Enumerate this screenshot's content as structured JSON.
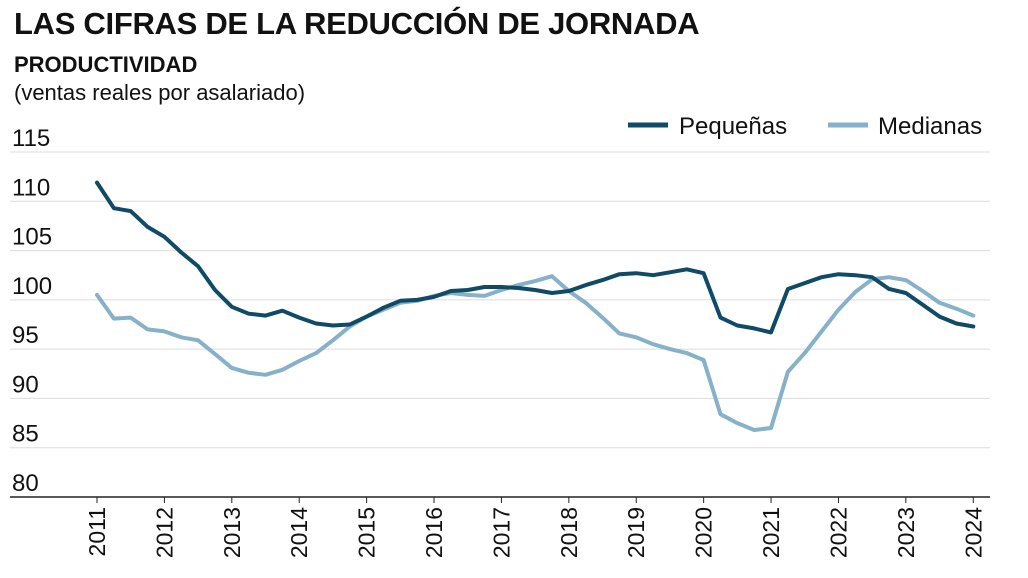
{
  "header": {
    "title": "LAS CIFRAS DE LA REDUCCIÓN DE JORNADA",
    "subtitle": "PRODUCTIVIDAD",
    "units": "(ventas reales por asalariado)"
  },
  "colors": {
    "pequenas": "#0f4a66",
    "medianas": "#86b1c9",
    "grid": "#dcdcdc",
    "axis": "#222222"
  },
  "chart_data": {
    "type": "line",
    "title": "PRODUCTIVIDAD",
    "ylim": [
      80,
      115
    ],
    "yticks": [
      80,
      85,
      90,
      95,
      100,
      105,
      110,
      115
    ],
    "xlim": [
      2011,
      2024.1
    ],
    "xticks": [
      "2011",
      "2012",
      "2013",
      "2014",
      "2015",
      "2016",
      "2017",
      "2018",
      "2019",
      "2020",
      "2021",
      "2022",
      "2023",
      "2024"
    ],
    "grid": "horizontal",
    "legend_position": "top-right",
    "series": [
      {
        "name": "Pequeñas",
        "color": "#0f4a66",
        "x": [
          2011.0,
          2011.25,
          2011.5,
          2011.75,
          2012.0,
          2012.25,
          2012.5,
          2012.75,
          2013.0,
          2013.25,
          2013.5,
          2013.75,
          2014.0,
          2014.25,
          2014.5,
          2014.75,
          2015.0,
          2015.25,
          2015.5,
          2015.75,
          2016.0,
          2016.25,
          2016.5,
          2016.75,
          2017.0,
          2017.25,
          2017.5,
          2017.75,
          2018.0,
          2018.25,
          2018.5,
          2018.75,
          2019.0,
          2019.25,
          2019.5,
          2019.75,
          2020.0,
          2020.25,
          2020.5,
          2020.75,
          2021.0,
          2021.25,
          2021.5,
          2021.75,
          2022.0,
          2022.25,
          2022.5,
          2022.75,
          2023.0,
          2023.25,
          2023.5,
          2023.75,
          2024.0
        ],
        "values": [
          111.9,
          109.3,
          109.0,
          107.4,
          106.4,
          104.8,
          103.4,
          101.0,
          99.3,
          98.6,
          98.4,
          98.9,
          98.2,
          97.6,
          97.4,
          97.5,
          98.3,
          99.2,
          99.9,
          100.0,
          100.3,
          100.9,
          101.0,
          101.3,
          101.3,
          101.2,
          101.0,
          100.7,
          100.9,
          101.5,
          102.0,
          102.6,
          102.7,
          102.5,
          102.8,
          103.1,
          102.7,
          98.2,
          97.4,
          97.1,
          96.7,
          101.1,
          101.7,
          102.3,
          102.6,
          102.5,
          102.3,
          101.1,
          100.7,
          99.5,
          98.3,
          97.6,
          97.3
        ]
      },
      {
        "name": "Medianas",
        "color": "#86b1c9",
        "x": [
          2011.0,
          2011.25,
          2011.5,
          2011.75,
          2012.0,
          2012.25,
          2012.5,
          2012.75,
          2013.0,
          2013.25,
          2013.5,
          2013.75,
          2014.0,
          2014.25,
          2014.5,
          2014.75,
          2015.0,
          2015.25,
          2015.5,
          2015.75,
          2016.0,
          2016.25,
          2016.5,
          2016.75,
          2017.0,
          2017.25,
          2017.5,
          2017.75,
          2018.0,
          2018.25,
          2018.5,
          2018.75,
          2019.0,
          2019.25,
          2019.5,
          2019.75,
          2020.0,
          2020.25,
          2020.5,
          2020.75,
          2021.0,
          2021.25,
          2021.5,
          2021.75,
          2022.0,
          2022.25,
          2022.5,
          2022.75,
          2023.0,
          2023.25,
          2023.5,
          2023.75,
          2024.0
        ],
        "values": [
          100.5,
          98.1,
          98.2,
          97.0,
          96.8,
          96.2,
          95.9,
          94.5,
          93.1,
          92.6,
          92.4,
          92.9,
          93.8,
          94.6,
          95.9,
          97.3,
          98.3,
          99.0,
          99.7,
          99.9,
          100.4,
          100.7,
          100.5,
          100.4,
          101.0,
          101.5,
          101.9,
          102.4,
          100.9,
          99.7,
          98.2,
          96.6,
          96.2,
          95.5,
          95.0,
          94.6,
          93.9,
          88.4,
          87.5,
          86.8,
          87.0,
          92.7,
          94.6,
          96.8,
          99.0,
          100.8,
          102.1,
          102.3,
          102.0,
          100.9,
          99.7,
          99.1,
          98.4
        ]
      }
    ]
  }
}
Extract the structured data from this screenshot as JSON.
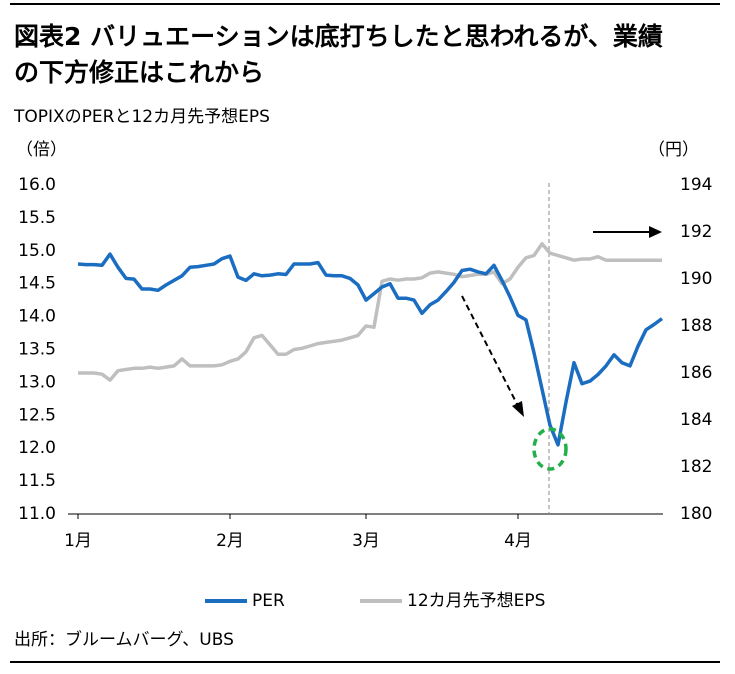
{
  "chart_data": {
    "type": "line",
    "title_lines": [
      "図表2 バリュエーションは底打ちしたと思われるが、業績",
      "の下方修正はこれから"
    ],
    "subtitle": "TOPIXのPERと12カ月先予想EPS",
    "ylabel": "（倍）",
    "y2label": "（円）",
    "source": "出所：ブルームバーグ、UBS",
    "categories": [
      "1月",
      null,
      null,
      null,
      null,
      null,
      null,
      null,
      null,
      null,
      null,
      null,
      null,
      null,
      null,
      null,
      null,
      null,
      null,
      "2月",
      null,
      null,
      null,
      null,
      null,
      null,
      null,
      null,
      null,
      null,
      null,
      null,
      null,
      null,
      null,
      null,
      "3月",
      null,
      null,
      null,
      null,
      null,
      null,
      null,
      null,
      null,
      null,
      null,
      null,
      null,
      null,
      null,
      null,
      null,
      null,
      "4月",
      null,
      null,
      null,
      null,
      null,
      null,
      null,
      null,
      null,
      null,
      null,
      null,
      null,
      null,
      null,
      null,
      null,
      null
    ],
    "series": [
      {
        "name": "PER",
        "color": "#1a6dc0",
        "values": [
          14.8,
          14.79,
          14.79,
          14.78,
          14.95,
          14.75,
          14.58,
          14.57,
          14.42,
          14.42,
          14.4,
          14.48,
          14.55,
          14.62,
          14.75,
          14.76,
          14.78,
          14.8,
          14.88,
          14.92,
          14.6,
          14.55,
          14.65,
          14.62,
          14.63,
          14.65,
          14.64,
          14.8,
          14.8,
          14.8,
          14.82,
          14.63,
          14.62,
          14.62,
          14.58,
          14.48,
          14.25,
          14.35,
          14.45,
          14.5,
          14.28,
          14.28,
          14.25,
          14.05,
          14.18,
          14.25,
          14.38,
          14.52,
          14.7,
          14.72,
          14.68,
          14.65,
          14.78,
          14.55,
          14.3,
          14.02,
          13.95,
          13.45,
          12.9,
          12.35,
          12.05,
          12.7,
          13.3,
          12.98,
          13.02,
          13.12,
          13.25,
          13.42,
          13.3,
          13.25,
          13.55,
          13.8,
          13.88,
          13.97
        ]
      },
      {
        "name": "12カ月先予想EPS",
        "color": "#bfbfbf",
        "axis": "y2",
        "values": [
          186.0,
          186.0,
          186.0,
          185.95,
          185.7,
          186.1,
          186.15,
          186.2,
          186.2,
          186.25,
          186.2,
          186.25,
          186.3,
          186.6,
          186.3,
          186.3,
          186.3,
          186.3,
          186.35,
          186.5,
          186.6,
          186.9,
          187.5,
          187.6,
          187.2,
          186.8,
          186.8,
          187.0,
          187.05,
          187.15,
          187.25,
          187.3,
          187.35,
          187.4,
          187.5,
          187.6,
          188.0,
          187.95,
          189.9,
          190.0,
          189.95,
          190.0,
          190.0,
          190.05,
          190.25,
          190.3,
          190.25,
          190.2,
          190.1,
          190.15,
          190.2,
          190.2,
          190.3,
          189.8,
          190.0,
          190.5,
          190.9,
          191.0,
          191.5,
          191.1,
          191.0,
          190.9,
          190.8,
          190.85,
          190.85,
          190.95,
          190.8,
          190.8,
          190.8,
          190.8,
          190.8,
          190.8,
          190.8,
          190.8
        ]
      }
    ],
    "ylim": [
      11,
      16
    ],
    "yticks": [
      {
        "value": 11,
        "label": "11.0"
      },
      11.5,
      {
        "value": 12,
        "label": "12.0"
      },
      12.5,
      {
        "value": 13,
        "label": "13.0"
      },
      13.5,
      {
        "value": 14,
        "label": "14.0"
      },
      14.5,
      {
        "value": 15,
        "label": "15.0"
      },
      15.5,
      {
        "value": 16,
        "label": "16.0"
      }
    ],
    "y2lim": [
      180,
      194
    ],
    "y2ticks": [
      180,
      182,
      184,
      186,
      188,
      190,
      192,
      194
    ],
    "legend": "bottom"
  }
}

--- --- ---

• YOUR TASK: Reply with one number only: the count of lines in the entries that contain "name".

• ANSWER FOR THIS EXERCISE: 4